Leave the pictures out and transcribe every record exactly.

[Items listed in a dataset]
···

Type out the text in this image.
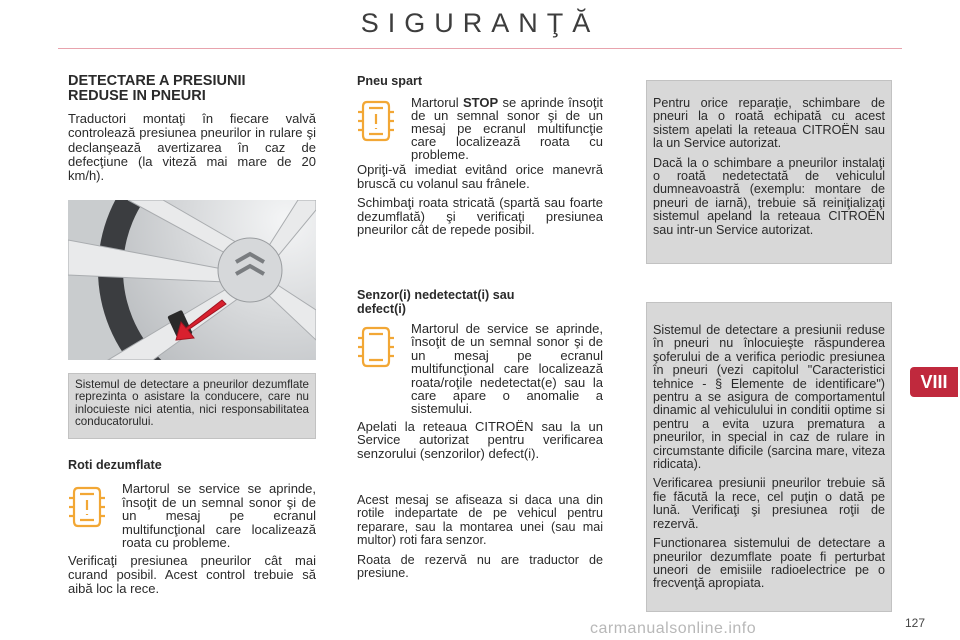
SIGURANŢĂ
DETECTARE A PRESIUNII REDUSE IN PNEURI

Traductori montaţi în fiecare valvă controlează presiunea pneurilor in rulare şi declanşează avertizarea în caz de defecţiune (la viteză mai mare de 20 km/h).

Sistemul de detectare a pneurilor dezumflate reprezinta o asistare la conducere, care nu inlocuieste nici atentia, nici responsabilitatea conducatorului.

Roti dezumflate

Martorul se service se aprinde, însoţit de un semnal sonor şi de un mesaj pe ecranul multifuncţional care localizează roata cu probleme.

Verificaţi presiunea pneurilor cât mai curand posibil. Acest control trebuie să aibă loc la rece.

Pneu spart

Martorul STOP se aprinde însoţit de un semnal sonor şi de un mesaj pe ecranul multifuncţie care localizează roata cu probleme.

Opriţi-vă imediat evitând orice manevră bruscă cu volanul sau frânele.

Schimbaţi roata stricată (spartă sau foarte dezumflată) şi verificaţi presiunea pneurilor cât de repede posibil.

Senzor(i) nedetectat(i) sau defect(i)

Martorul de service se aprinde, însoţit de un semnal sonor şi de un mesaj pe ecranul multifuncţional care localizează roata/roţile nedetectat(e) sau la care apare o anomalie a sistemului.

Apelati la reteaua CITROËN sau la un Service autorizat pentru verificarea senzorului (senzorilor) defect(i).

Acest mesaj se afiseaza si daca una din rotile indepartate de pe vehicul pentru reparare, sau la montarea unei (sau mai multor) roti fara senzor.

Roata de rezervă nu are traductor de presiune.

Pentru orice reparaţie, schimbare de pneuri la o roată echipată cu acest sistem apelati la reteaua CITROËN sau la un Service autorizat.

Dacă la o schimbare a pneurilor instalaţi o roată nedetectată de vehiculul dumneavoastră (exemplu: montare de pneuri de iarnă), trebuie să reiniţializaţi sistemul apeland la reteaua CITROËN sau intr-un Service autorizat.

Sistemul de detectare a presiunii reduse în pneuri nu înlocuieşte răspunderea şoferului de a verifica periodic presiunea în pneuri (vezi capitolul "Caracteristici tehnice - § Elemente de identificare") pentru a se asigura de comportamentul dinamic al vehiculului in conditii optime si pentru a evita uzura prematura a pneurilor, in special in caz de rulare in circumstante dificile (sarcina mare, viteza ridicata).

Verificarea presiunii pneurilor trebuie să fie făcută la rece, cel puţin o dată pe lună. Verificaţi şi presiunea roţii de rezervă.

Functionarea sistemului de detectare a pneurilor dezumflate poate fi perturbat uneori de emisiile radioelectrice pe o frecvenţă apropiata.

VIII
127
carmanualsonline.info
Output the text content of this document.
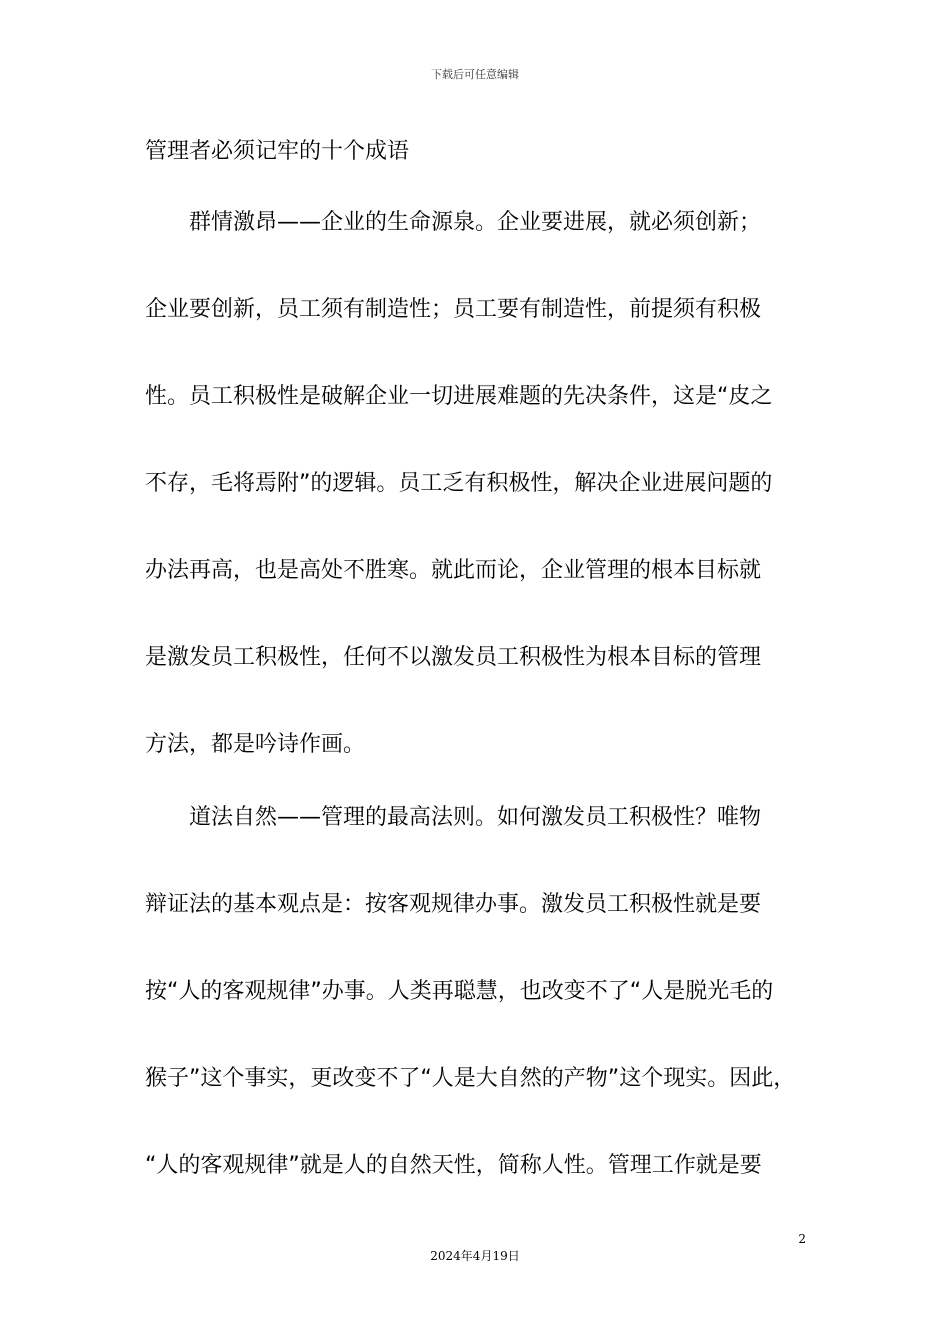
下载后可任意编辑
管理者必须记牢的十个成语
　　群情激昂——企业的生命源泉。企业要进展，就必须创新；
企业要创新，员工须有制造性；员工要有制造性，前提须有积极
性。员工积极性是破解企业一切进展难题的先决条件，这是“皮之
不存，毛将焉附”的逻辑。员工乏有积极性，解决企业进展问题的
办法再高，也是高处不胜寒。就此而论，企业管理的根本目标就
是激发员工积极性，任何不以激发员工积极性为根本目标的管理
方法，都是吟诗作画。
　　道法自然——管理的最高法则。如何激发员工积极性？唯物
辩证法的基本观点是：按客观规律办事。激发员工积极性就是要
按“人的客观规律”办事。人类再聪慧，也改变不了“人是脱光毛的
猴子”这个事实，更改变不了“人是大自然的产物”这个现实。因此，
“人的客观规律”就是人的自然天性，简称人性。管理工作就是要
2
2024年4月19日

···

### PROBLEM SOLUTION
Type out the text in this image.
SIGURANŢĂ
DETECTARE A PRESIUNII REDUSE IN PNEURI

Traductori montaţi în fiecare valvă controlează presiunea pneurilor in rulare şi declanşează avertizarea în caz de defecţiune (la viteză mai mare de 20 km/h).

Sistemul de detectare a pneurilor dezumflate reprezinta o asistare la conducere, care nu inlocuieste nici atentia, nici responsabilitatea conducatorului.

Roti dezumflate

Martorul se service se aprinde, însoţit de un semnal sonor şi de un mesaj pe ecranul multifuncţional care localizează roata cu probleme.

Verificaţi presiunea pneurilor cât mai curand posibil. Acest control trebuie să aibă loc la rece.

Pneu spart

Martorul STOP se aprinde însoţit de un semnal sonor şi de un mesaj pe ecranul multifuncţie care localizează roata cu probleme.

Opriţi-vă imediat evitând orice manevră bruscă cu volanul sau frânele.

Schimbaţi roata stricată (spartă sau foarte dezumflată) şi verificaţi presiunea pneurilor cât de repede posibil.

Senzor(i) nedetectat(i) sau defect(i)

Martorul de service se aprinde, însoţit de un semnal sonor şi de un mesaj pe ecranul multifuncţional care localizează roata/roţile nedetectat(e) sau la care apare o anomalie a sistemului.

Apelati la reteaua CITROËN sau la un Service autorizat pentru verificarea senzorului (senzorilor) defect(i).

Acest mesaj se afiseaza si daca una din rotile indepartate de pe vehicul pentru reparare, sau la montarea unei (sau mai multor) roti fara senzor.

Roata de rezervă nu are traductor de presiune.

Pentru orice reparaţie, schimbare de pneuri la o roată echipată cu acest sistem apelati la reteaua CITROËN sau la un Service autorizat.

Dacă la o schimbare a pneurilor instalaţi o roată nedetectată de vehiculul dumneavoastră (exemplu: montare de pneuri de iarnă), trebuie să reiniţializaţi sistemul apeland la reteaua CITROËN sau intr-un Service autorizat.

Sistemul de detectare a presiunii reduse în pneuri nu înlocuieşte răspunderea şoferului de a verifica periodic presiunea în pneuri (vezi capitolul "Caracteristici tehnice - § Elemente de identificare") pentru a se asigura de comportamentul dinamic al vehiculului in conditii optime si pentru a evita uzura prematura a pneurilor, in special in caz de rulare in circumstante dificile (sarcina mare, viteza ridicata).

Verificarea presiunii pneurilor trebuie să fie făcută la rece, cel puţin o dată pe lună. Verificaţi şi presiunea roţii de rezervă.

Functionarea sistemului de detectare a pneurilor dezumflate poate fi perturbat uneori de emisiile radioelectrice pe o frecvenţă apropiata.

VIII
127
carmanualsonline.info
Output the text content of this document.
下载后可任意编辑
管理者必须记牢的十个成语
　　群情激昂——企业的生命源泉。企业要进展，就必须创新；
企业要创新，员工须有制造性；员工要有制造性，前提须有积极
性。员工积极性是破解企业一切进展难题的先决条件，这是“皮之
不存，毛将焉附”的逻辑。员工乏有积极性，解决企业进展问题的
办法再高，也是高处不胜寒。就此而论，企业管理的根本目标就
是激发员工积极性，任何不以激发员工积极性为根本目标的管理
方法，都是吟诗作画。
　　道法自然——管理的最高法则。如何激发员工积极性？唯物
辩证法的基本观点是：按客观规律办事。激发员工积极性就是要
按“人的客观规律”办事。人类再聪慧，也改变不了“人是脱光毛的
猴子”这个事实，更改变不了“人是大自然的产物”这个现实。因此，
“人的客观规律”就是人的自然天性，简称人性。管理工作就是要
2
2024年4月19日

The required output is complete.